:: Supplied data ::

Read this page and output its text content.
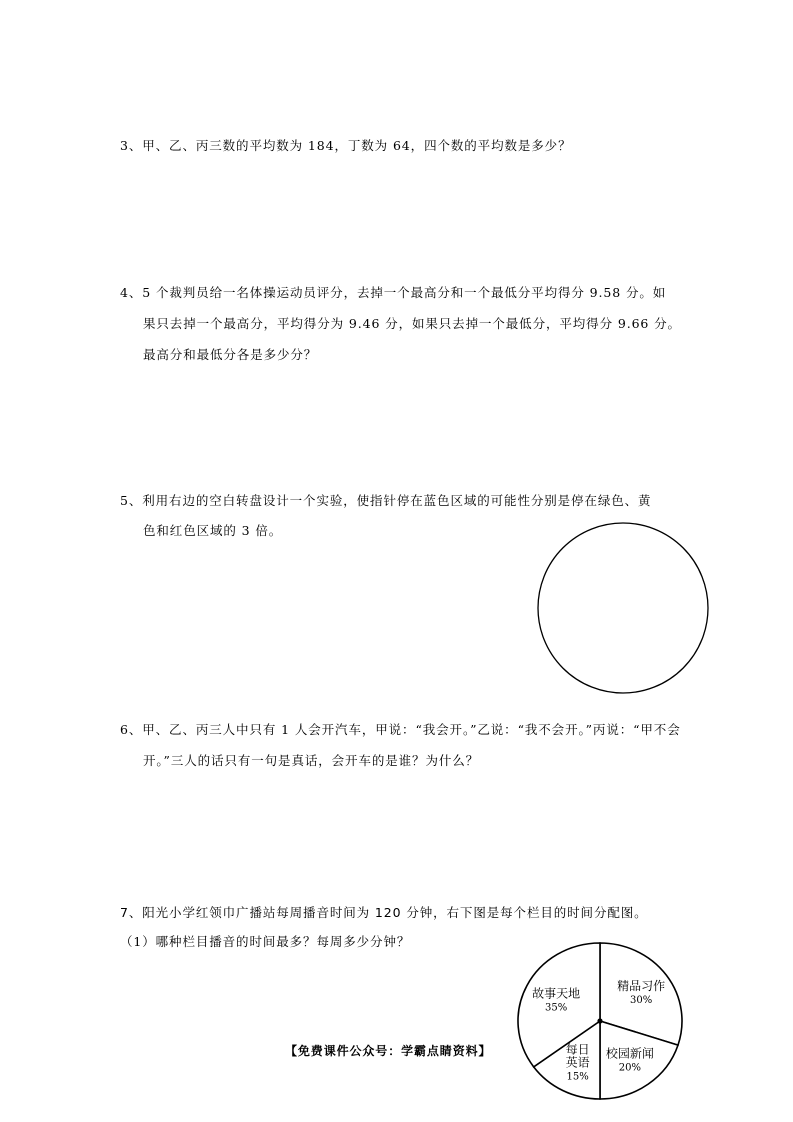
3、甲、乙、丙三数的平均数为 184，丁数为 64，四个数的平均数是多少？
4、5 个裁判员给一名体操运动员评分，去掉一个最高分和一个最低分平均得分 9.58 分。如
果只去掉一个最高分，平均得分为 9.46 分，如果只去掉一个最低分，平均得分 9.66 分。
最高分和最低分各是多少分？
5、利用右边的空白转盘设计一个实验，使指针停在蓝色区域的可能性分别是停在绿色、黄
色和红色区域的 3 倍。
6、甲、乙、丙三人中只有 1 人会开汽车，甲说：“我会开。”乙说：“我不会开。”丙说：“甲不会
开。”三人的话只有一句是真话，会开车的是谁？为什么？
7、阳光小学红领巾广播站每周播音时间为 120 分钟，右下图是每个栏目的时间分配图。
（1）哪种栏目播音的时间最多？每周多少分钟？
【免费课件公众号：学霸点睛资料】
精品习作
30%
校园新闻
20%
每日
英语
15%
故事天地
35%
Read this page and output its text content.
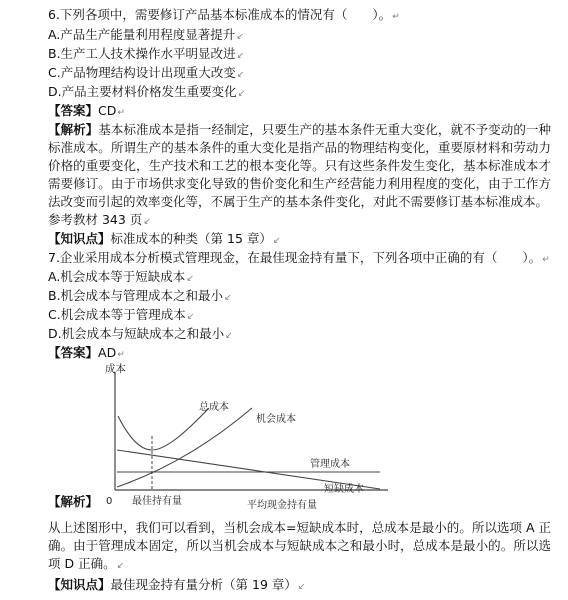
6.下列各项中，需要修订产品基本标准成本的情况有（　　）。↵

A.产品生产能量利用程度显著提升↙

B.生产工人技术操作水平明显改进↙

C.产品物理结构设计出现重大改变↙

D.产品主要材料价格发生重要变化↙

【答案】CD↵

【解析】基本标准成本是指一经制定，只要生产的基本条件无重大变化，就不予变动的一种标准成本。所谓生产的基本条件的重大变化是指产品的物理结构变化，重要原材料和劳动力价格的重要变化，生产技术和工艺的根本变化等。只有这些条件发生变化，基本标准成本才需要修订。由于市场供求变化导致的售价变化和生产经营能力利用程度的变化，由于工作方法改变而引起的效率变化等，不属于生产的基本条件变化，对此不需要修订基本标准成本。

参考教材 343 页↙

【知识点】标准成本的种类（第 15 章）↙

7.企业采用成本分析模式管理现金，在最佳现金持有量下，下列各项中正确的有（　　）。↵

A.机会成本等于短缺成本↙

B.机会成本与管理成本之和最小↙

C.机会成本等于管理成本↙

D.机会成本与短缺成本之和最小↙

【答案】AD↵

成本
0
总成本
机会成本
管理成本
短缺成本
最佳持有量	平均现金持有量

【解析】

从上述图形中，我们可以看到，当机会成本=短缺成本时，总成本是最小的。所以选项 A 正确。由于管理成本固定，所以当机会成本与短缺成本之和最小时，总成本是最小的。所以选项 D 正确。↙

【知识点】最佳现金持有量分析（第 19 章）↙
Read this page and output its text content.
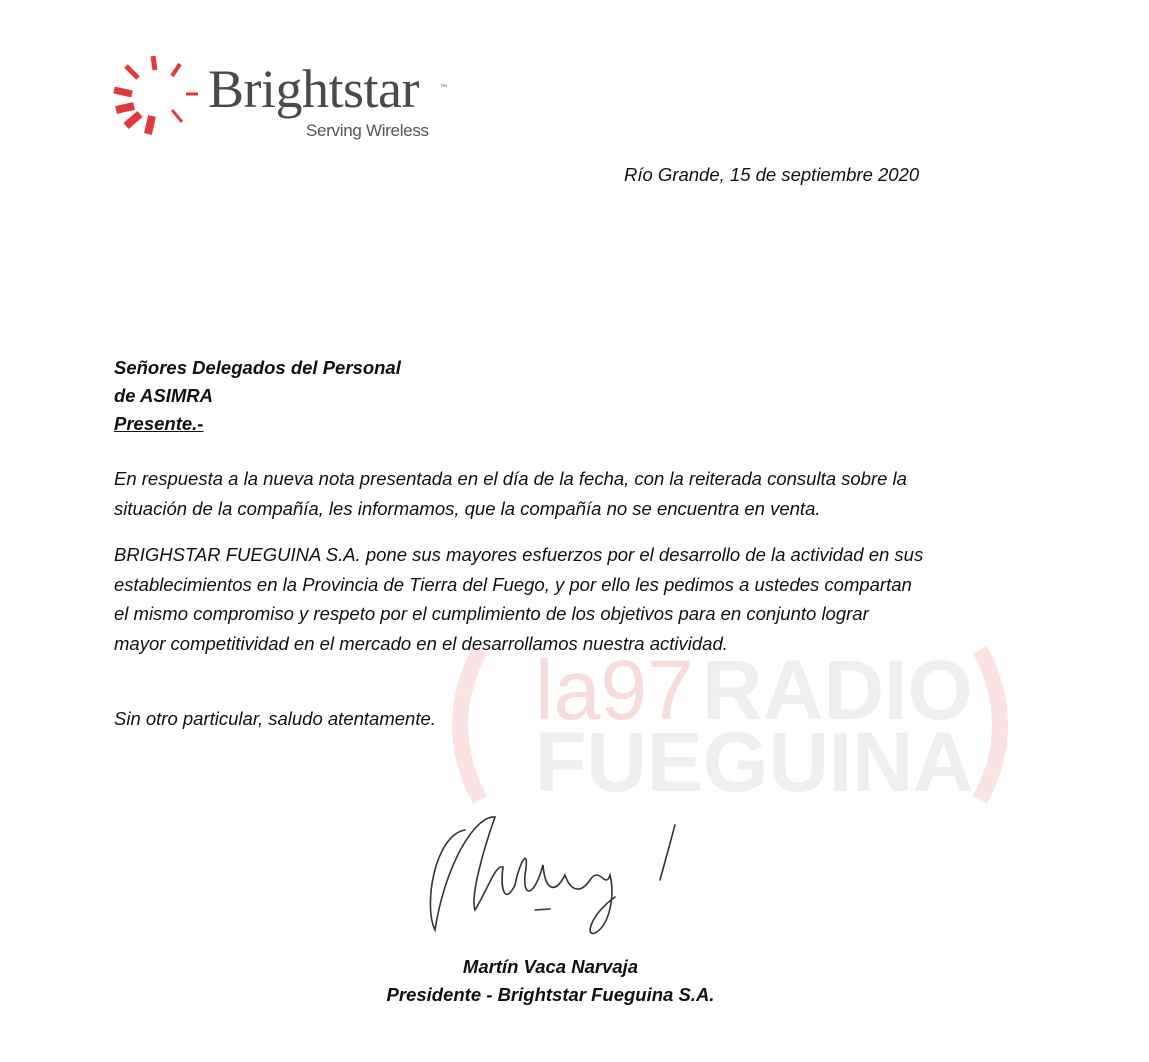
Brightstar	™
Serving Wireless
la97 RADIO
FUEGUINA
Río Grande, 15 de septiembre 2020
Señores Delegados del Personal
de ASIMRA
Presente.-
En respuesta a la nueva nota presentada en el día de la fecha, con la reiterada consulta sobre la
situación de la compañía, les informamos, que la compañía no se encuentra en venta.
BRIGHSTAR FUEGUINA S.A. pone sus mayores esfuerzos por el desarrollo de la actividad en sus
establecimientos en la Provincia de Tierra del Fuego, y por ello les pedimos a ustedes compartan
el mismo compromiso y respeto por el cumplimiento de los objetivos para en conjunto lograr
mayor competitividad en el mercado en el desarrollamos nuestra actividad.
Sin otro particular, saludo atentamente.
Martín Vaca Narvaja
Presidente - Brightstar Fueguina S.A.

:::

## Brief
All records should be output exactly, with the pictures left out.

## Response for this exercise
Read this page and output its text content.
3、甲、乙、丙三数的平均数为 184，丁数为 64，四个数的平均数是多少？
4、5 个裁判员给一名体操运动员评分，去掉一个最高分和一个最低分平均得分 9.58 分。如
果只去掉一个最高分，平均得分为 9.46 分，如果只去掉一个最低分，平均得分 9.66 分。
最高分和最低分各是多少分？
5、利用右边的空白转盘设计一个实验，使指针停在蓝色区域的可能性分别是停在绿色、黄
色和红色区域的 3 倍。
6、甲、乙、丙三人中只有 1 人会开汽车，甲说：“我会开。”乙说：“我不会开。”丙说：“甲不会
开。”三人的话只有一句是真话，会开车的是谁？为什么？
7、阳光小学红领巾广播站每周播音时间为 120 分钟，右下图是每个栏目的时间分配图。
（1）哪种栏目播音的时间最多？每周多少分钟？
【免费课件公众号：学霸点睛资料】
精品习作
30%
校园新闻
20%
每日
英语
15%
故事天地
35%
Read this page and output its text content.
6.下列各项中，需要修订产品基本标准成本的情况有（　　）。↵

A.产品生产能量利用程度显著提升↙

B.生产工人技术操作水平明显改进↙

C.产品物理结构设计出现重大改变↙

D.产品主要材料价格发生重要变化↙

【答案】CD↵

【解析】基本标准成本是指一经制定，只要生产的基本条件无重大变化，就不予变动的一种标准成本。所谓生产的基本条件的重大变化是指产品的物理结构变化，重要原材料和劳动力价格的重要变化，生产技术和工艺的根本变化等。只有这些条件发生变化，基本标准成本才需要修订。由于市场供求变化导致的售价变化和生产经营能力利用程度的变化，由于工作方法改变而引起的效率变化等，不属于生产的基本条件变化，对此不需要修订基本标准成本。

参考教材 343 页↙

【知识点】标准成本的种类（第 15 章）↙

7.企业采用成本分析模式管理现金，在最佳现金持有量下，下列各项中正确的有（　　）。↵

A.机会成本等于短缺成本↙

B.机会成本与管理成本之和最小↙

C.机会成本等于管理成本↙

D.机会成本与短缺成本之和最小↙

【答案】AD↵

成本
0
总成本
机会成本
管理成本
短缺成本
最佳持有量	平均现金持有量

【解析】

从上述图形中，我们可以看到，当机会成本=短缺成本时，总成本是最小的。所以选项 A 正确。由于管理成本固定，所以当机会成本与短缺成本之和最小时，总成本是最小的。所以选项 D 正确。↙

【知识点】最佳现金持有量分析（第 19 章）↙
Read this page and output its text content.
Brightstar	™
Serving Wireless
la97 RADIO
FUEGUINA
Río Grande, 15 de septiembre 2020
Señores Delegados del Personal
de ASIMRA
Presente.-
En respuesta a la nueva nota presentada en el día de la fecha, con la reiterada consulta sobre la
situación de la compañía, les informamos, que la compañía no se encuentra en venta.
BRIGHSTAR FUEGUINA S.A. pone sus mayores esfuerzos por el desarrollo de la actividad en sus
establecimientos en la Provincia de Tierra del Fuego, y por ello les pedimos a ustedes compartan
el mismo compromiso y respeto por el cumplimiento de los objetivos para en conjunto lograr
mayor competitividad en el mercado en el desarrollamos nuestra actividad.
Sin otro particular, saludo atentamente.
Martín Vaca Narvaja
Presidente - Brightstar Fueguina S.A.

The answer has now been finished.